# Exercise
Wherever a line below holds the word "Call", copy that line.

[Data records]

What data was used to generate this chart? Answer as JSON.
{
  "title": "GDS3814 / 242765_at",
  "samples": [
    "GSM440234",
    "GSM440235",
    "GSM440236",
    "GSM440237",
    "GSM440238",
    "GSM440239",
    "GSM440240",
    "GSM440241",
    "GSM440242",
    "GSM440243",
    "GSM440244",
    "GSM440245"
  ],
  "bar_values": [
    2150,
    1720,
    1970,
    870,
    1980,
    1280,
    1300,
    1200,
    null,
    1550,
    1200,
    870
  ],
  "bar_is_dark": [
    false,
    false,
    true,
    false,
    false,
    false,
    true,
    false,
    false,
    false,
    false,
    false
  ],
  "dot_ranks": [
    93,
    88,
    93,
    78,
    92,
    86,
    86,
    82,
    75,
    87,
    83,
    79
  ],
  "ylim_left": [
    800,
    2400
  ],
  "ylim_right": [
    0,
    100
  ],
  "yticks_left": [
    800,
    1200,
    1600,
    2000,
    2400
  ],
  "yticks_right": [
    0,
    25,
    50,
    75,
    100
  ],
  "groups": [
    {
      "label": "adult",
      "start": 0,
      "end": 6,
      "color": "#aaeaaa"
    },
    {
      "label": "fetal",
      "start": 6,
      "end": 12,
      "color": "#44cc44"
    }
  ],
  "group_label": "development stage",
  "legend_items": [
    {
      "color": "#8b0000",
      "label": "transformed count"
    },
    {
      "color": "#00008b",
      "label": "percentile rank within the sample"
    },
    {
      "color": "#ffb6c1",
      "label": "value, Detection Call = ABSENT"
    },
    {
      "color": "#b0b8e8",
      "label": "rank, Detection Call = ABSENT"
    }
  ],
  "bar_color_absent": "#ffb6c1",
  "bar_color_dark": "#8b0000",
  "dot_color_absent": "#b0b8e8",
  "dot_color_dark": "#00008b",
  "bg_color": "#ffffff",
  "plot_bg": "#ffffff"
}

...

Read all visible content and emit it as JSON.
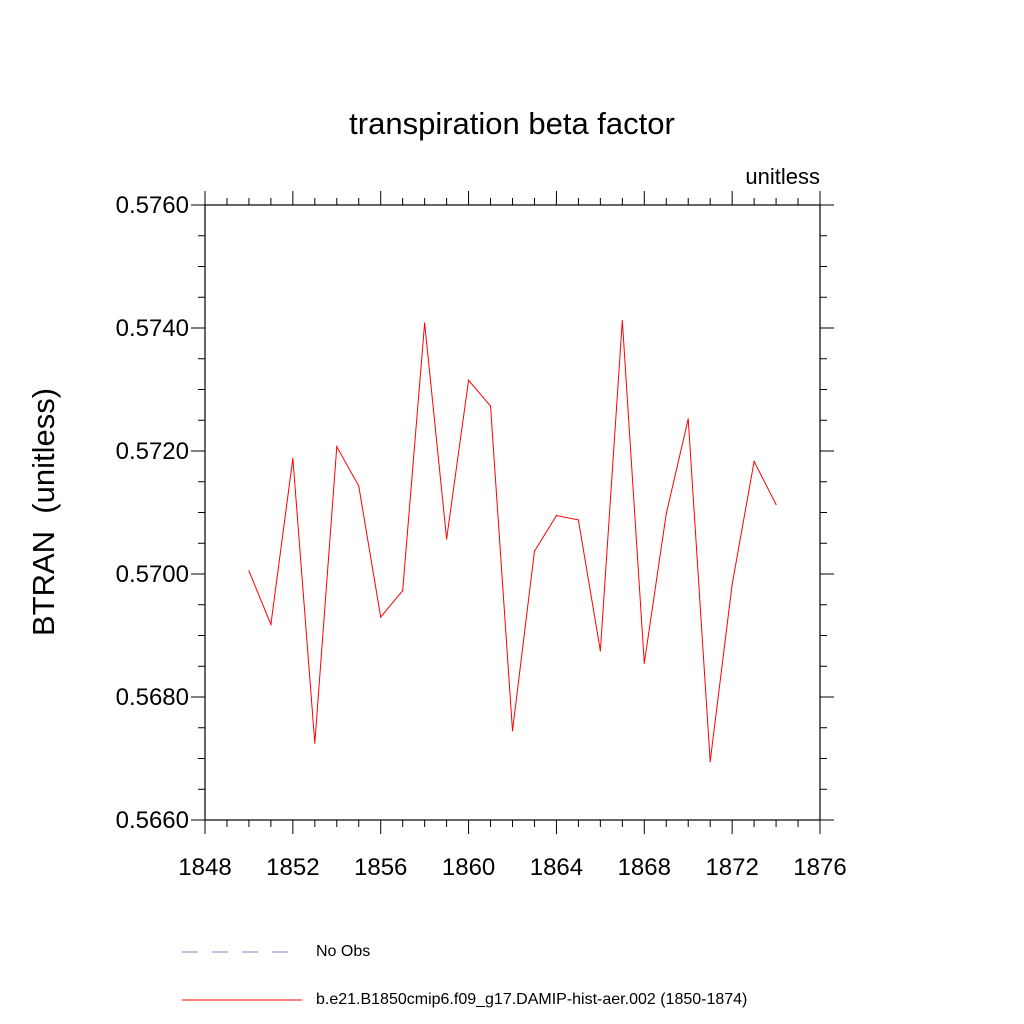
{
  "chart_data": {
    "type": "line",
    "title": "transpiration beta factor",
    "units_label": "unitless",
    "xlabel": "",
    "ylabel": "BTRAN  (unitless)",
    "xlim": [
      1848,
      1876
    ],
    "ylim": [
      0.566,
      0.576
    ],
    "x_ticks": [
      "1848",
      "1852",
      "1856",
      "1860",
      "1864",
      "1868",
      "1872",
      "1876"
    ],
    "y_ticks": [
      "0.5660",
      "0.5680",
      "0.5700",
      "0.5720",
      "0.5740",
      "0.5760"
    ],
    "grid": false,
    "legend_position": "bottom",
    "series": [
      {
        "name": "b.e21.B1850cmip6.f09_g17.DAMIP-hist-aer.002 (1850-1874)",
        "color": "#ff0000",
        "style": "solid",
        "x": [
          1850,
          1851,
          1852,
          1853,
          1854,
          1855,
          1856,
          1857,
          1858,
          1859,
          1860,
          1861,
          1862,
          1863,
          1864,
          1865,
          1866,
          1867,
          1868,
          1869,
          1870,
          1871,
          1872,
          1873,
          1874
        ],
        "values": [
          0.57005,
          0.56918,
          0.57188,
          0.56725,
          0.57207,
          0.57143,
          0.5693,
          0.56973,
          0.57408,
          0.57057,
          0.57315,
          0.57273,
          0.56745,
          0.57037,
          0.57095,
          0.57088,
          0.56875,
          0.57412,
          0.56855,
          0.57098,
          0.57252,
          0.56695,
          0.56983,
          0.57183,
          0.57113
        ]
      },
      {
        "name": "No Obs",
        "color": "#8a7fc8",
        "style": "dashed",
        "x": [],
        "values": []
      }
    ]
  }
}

--

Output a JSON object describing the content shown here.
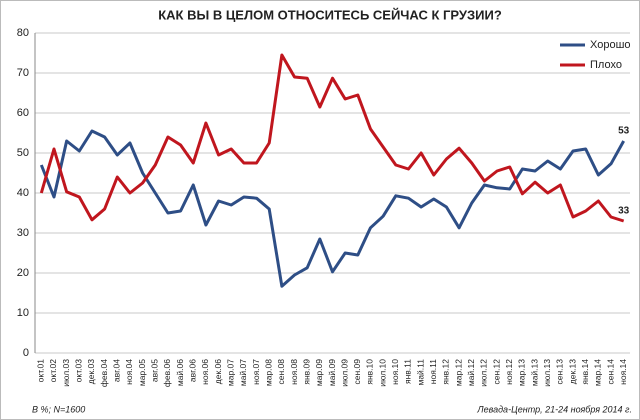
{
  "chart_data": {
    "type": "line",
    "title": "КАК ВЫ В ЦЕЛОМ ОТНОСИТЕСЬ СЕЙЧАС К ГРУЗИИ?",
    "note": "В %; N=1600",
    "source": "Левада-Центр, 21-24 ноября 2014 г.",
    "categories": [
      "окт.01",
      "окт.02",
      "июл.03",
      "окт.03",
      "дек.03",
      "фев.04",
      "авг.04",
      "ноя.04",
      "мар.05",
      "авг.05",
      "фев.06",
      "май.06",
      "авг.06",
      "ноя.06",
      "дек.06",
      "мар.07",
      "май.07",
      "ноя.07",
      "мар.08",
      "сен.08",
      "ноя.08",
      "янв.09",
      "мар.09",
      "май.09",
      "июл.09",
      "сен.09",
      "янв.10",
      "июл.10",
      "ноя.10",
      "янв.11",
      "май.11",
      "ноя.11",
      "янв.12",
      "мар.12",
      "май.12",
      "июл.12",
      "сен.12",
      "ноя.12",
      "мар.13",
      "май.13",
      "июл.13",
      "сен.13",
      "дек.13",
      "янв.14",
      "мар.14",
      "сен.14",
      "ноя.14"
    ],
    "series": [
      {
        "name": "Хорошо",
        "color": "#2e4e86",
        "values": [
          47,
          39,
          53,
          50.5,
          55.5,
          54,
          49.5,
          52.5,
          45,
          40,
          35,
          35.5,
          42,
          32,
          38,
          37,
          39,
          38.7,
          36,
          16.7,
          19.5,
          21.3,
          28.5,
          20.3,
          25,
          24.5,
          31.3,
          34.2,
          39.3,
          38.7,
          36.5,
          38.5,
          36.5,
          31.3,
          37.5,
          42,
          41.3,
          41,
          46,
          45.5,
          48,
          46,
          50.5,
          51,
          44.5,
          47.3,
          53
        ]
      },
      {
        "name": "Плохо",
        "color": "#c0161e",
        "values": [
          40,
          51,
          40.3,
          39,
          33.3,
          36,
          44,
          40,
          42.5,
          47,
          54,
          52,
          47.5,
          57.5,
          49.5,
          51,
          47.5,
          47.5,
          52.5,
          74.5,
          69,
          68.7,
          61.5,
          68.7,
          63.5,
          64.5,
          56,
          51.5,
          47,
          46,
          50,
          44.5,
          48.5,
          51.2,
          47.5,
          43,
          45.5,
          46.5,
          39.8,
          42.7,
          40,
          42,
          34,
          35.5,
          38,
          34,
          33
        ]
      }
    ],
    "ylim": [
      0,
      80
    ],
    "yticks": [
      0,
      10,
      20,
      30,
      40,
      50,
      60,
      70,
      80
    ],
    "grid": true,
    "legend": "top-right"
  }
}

# Result of the task
      "label": "value, Detection Call = ABSENT"
      "label": "rank, Detection Call = ABSENT"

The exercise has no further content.